** Goal **
Please retype every one of the following lines character for character, leaving out the pictures.

Box coordinate listings
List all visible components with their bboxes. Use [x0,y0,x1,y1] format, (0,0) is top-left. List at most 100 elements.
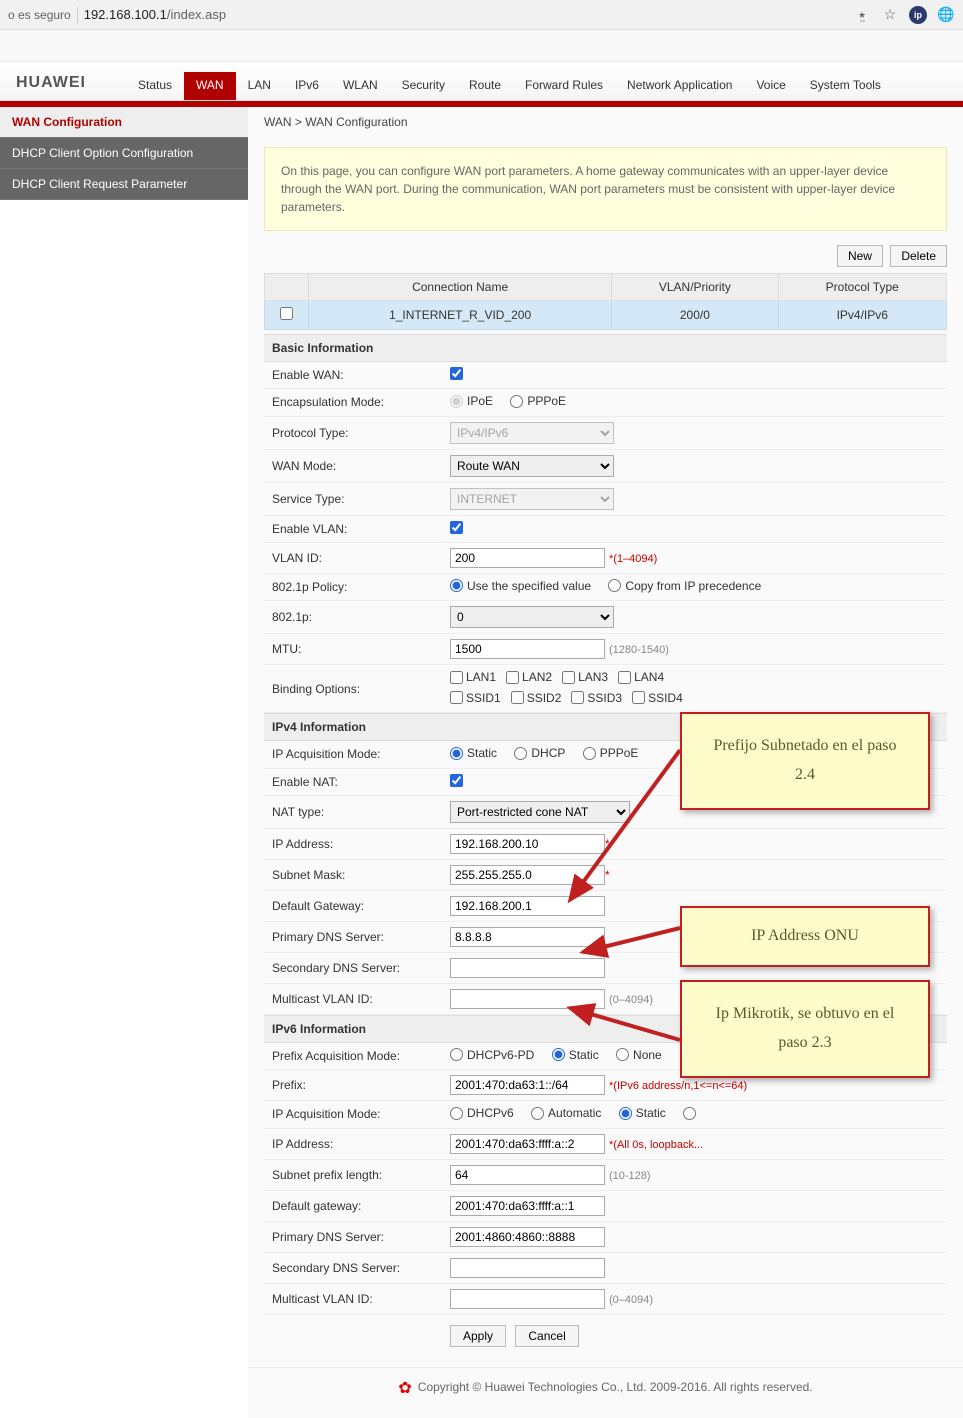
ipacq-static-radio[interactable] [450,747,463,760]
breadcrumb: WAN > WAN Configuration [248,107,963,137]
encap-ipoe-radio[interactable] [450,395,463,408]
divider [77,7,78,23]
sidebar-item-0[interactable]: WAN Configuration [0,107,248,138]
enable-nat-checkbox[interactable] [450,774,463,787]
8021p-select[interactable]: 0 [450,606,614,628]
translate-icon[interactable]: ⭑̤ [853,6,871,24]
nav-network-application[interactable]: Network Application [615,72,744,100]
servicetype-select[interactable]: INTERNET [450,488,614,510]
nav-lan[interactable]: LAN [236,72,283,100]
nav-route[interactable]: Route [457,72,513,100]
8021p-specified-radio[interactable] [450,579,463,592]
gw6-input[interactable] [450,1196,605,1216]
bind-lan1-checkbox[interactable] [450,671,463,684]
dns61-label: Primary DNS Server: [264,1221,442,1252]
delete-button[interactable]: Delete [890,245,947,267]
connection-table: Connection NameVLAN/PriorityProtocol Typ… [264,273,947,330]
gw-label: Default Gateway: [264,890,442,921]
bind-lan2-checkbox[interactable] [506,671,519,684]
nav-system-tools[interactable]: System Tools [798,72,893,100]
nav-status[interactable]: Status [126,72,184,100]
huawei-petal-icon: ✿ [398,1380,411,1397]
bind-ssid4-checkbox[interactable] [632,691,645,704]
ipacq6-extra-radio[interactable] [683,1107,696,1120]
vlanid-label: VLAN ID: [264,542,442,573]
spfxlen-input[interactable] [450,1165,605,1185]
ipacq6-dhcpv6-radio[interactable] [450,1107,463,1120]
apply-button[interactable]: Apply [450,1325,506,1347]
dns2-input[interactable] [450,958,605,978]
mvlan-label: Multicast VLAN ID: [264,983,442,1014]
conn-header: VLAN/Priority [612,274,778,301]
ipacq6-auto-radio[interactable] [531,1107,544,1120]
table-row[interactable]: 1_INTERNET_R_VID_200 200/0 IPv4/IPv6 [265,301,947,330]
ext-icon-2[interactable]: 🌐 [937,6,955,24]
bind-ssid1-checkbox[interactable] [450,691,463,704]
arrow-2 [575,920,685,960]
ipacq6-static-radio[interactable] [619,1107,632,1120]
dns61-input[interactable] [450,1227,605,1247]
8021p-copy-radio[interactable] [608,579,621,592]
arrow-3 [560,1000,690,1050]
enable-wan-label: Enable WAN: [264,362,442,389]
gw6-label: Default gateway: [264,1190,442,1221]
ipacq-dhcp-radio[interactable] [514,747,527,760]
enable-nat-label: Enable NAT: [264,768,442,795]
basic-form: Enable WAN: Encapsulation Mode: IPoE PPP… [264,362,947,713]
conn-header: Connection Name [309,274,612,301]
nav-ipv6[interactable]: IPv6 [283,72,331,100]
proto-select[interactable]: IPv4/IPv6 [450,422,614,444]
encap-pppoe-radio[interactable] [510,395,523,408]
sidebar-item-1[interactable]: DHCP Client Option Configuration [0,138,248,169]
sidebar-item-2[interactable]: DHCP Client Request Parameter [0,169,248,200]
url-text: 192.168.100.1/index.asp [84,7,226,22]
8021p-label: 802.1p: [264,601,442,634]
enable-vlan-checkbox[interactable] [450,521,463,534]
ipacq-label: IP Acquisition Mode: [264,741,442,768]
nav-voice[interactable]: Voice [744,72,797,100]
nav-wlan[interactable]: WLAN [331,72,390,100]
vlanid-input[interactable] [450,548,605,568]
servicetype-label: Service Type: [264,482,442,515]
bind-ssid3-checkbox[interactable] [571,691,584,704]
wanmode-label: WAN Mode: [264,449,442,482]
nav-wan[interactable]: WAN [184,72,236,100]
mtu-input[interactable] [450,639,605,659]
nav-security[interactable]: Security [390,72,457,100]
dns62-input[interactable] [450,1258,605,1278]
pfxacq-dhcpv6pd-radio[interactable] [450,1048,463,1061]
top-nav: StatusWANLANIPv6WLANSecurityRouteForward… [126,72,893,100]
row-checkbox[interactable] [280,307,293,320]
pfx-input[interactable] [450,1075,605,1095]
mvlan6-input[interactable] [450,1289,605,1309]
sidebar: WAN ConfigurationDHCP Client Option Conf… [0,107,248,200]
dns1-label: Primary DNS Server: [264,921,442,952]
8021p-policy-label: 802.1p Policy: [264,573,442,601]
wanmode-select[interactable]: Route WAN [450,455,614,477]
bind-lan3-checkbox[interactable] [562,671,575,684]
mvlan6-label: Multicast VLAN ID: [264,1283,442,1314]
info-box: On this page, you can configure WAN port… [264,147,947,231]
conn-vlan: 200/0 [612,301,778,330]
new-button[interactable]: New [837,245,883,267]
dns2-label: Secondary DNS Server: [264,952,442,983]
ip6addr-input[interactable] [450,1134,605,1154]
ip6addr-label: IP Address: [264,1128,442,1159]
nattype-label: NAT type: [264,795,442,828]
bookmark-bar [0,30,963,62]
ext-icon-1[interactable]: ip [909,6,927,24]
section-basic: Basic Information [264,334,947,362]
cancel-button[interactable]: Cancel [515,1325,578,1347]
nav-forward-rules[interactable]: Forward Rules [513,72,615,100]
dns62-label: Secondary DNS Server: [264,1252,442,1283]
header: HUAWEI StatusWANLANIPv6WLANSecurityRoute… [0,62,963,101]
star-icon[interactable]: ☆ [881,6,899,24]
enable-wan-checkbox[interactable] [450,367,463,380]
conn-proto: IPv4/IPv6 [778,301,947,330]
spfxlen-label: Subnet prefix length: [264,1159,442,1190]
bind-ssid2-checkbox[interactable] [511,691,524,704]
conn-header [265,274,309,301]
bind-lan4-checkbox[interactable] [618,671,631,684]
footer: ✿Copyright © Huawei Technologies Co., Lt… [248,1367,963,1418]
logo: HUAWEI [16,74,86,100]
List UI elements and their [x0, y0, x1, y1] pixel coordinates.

** Reply to the task **
List all visible components with their bboxes. Use [x0,y0,x1,y1] format, (0,0) is top-left. List at most 100 elements.
ipacq-static-radio[interactable] [450,747,463,760]
breadcrumb: WAN > WAN Configuration [248,107,963,137]
encap-ipoe-radio[interactable] [450,395,463,408]
divider [77,7,78,23]
sidebar-item-0[interactable]: WAN Configuration [0,107,248,138]
enable-nat-checkbox[interactable] [450,774,463,787]
8021p-select[interactable]: 0 [450,606,614,628]
translate-icon[interactable]: ⭑̤ [853,6,871,24]
nav-network-application[interactable]: Network Application [615,72,744,100]
servicetype-select[interactable]: INTERNET [450,488,614,510]
nav-lan[interactable]: LAN [236,72,283,100]
nav-route[interactable]: Route [457,72,513,100]
8021p-specified-radio[interactable] [450,579,463,592]
gw6-input[interactable] [450,1196,605,1216]
bind-lan1-checkbox[interactable] [450,671,463,684]
dns61-label: Primary DNS Server: [264,1221,442,1252]
delete-button[interactable]: Delete [890,245,947,267]
connection-table: Connection NameVLAN/PriorityProtocol Typ… [264,273,947,330]
gw-label: Default Gateway: [264,890,442,921]
bind-lan2-checkbox[interactable] [506,671,519,684]
nav-system-tools[interactable]: System Tools [798,72,893,100]
nav-status[interactable]: Status [126,72,184,100]
huawei-petal-icon: ✿ [398,1380,411,1397]
bind-ssid4-checkbox[interactable] [632,691,645,704]
ipacq6-extra-radio[interactable] [683,1107,696,1120]
vlanid-label: VLAN ID: [264,542,442,573]
spfxlen-input[interactable] [450,1165,605,1185]
ipacq6-dhcpv6-radio[interactable] [450,1107,463,1120]
apply-button[interactable]: Apply [450,1325,506,1347]
dns2-input[interactable] [450,958,605,978]
mvlan-label: Multicast VLAN ID: [264,983,442,1014]
conn-header: VLAN/Priority [612,274,778,301]
ipacq6-auto-radio[interactable] [531,1107,544,1120]
table-row[interactable]: 1_INTERNET_R_VID_200 200/0 IPv4/IPv6 [265,301,947,330]
ext-icon-2[interactable]: 🌐 [937,6,955,24]
bind-ssid1-checkbox[interactable] [450,691,463,704]
arrow-2 [575,920,685,960]
ipacq6-static-radio[interactable] [619,1107,632,1120]
dns61-input[interactable] [450,1227,605,1247]
8021p-copy-radio[interactable] [608,579,621,592]
arrow-3 [560,1000,690,1050]
enable-wan-label: Enable WAN: [264,362,442,389]
gw6-label: Default gateway: [264,1190,442,1221]
ipacq-dhcp-radio[interactable] [514,747,527,760]
enable-nat-label: Enable NAT: [264,768,442,795]
basic-form: Enable WAN: Encapsulation Mode: IPoE PPP… [264,362,947,713]
conn-header: Connection Name [309,274,612,301]
nav-ipv6[interactable]: IPv6 [283,72,331,100]
proto-select[interactable]: IPv4/IPv6 [450,422,614,444]
encap-pppoe-radio[interactable] [510,395,523,408]
sidebar-item-1[interactable]: DHCP Client Option Configuration [0,138,248,169]
sidebar-item-2[interactable]: DHCP Client Request Parameter [0,169,248,200]
url-text: 192.168.100.1/index.asp [84,7,226,22]
8021p-label: 802.1p: [264,601,442,634]
enable-vlan-checkbox[interactable] [450,521,463,534]
ipacq-label: IP Acquisition Mode: [264,741,442,768]
nav-voice[interactable]: Voice [744,72,797,100]
nav-wlan[interactable]: WLAN [331,72,390,100]
vlanid-input[interactable] [450,548,605,568]
servicetype-label: Service Type: [264,482,442,515]
bind-ssid3-checkbox[interactable] [571,691,584,704]
wanmode-label: WAN Mode: [264,449,442,482]
nav-wan[interactable]: WAN [184,72,236,100]
mtu-input[interactable] [450,639,605,659]
nav-security[interactable]: Security [390,72,457,100]
dns62-input[interactable] [450,1258,605,1278]
pfxacq-dhcpv6pd-radio[interactable] [450,1048,463,1061]
top-nav: StatusWANLANIPv6WLANSecurityRouteForward… [126,72,893,100]
row-checkbox[interactable] [280,307,293,320]
pfx-input[interactable] [450,1075,605,1095]
mvlan6-input[interactable] [450,1289,605,1309]
sidebar: WAN ConfigurationDHCP Client Option Conf… [0,107,248,200]
dns1-label: Primary DNS Server: [264,921,442,952]
8021p-policy-label: 802.1p Policy: [264,573,442,601]
wanmode-select[interactable]: Route WAN [450,455,614,477]
bind-lan3-checkbox[interactable] [562,671,575,684]
mvlan6-label: Multicast VLAN ID: [264,1283,442,1314]
info-box: On this page, you can configure WAN port… [264,147,947,231]
conn-vlan: 200/0 [612,301,778,330]
new-button[interactable]: New [837,245,883,267]
dns2-label: Secondary DNS Server: [264,952,442,983]
ip6addr-input[interactable] [450,1134,605,1154]
ip6addr-label: IP Address: [264,1128,442,1159]
nattype-label: NAT type: [264,795,442,828]
bookmark-bar [0,30,963,62]
ext-icon-1[interactable]: ip [909,6,927,24]
section-basic: Basic Information [264,334,947,362]
cancel-button[interactable]: Cancel [515,1325,578,1347]
nav-forward-rules[interactable]: Forward Rules [513,72,615,100]
dns62-label: Secondary DNS Server: [264,1252,442,1283]
header: HUAWEI StatusWANLANIPv6WLANSecurityRoute… [0,62,963,101]
star-icon[interactable]: ☆ [881,6,899,24]
enable-wan-checkbox[interactable] [450,367,463,380]
conn-proto: IPv4/IPv6 [778,301,947,330]
spfxlen-label: Subnet prefix length: [264,1159,442,1190]
bind-ssid2-checkbox[interactable] [511,691,524,704]
conn-header [265,274,309,301]
bind-lan4-checkbox[interactable] [618,671,631,684]
footer: ✿Copyright © Huawei Technologies Co., Lt… [248,1367,963,1418]
logo: HUAWEI [16,74,86,100]
List UI elements and their [x0, y0, x1, y1] pixel coordinates.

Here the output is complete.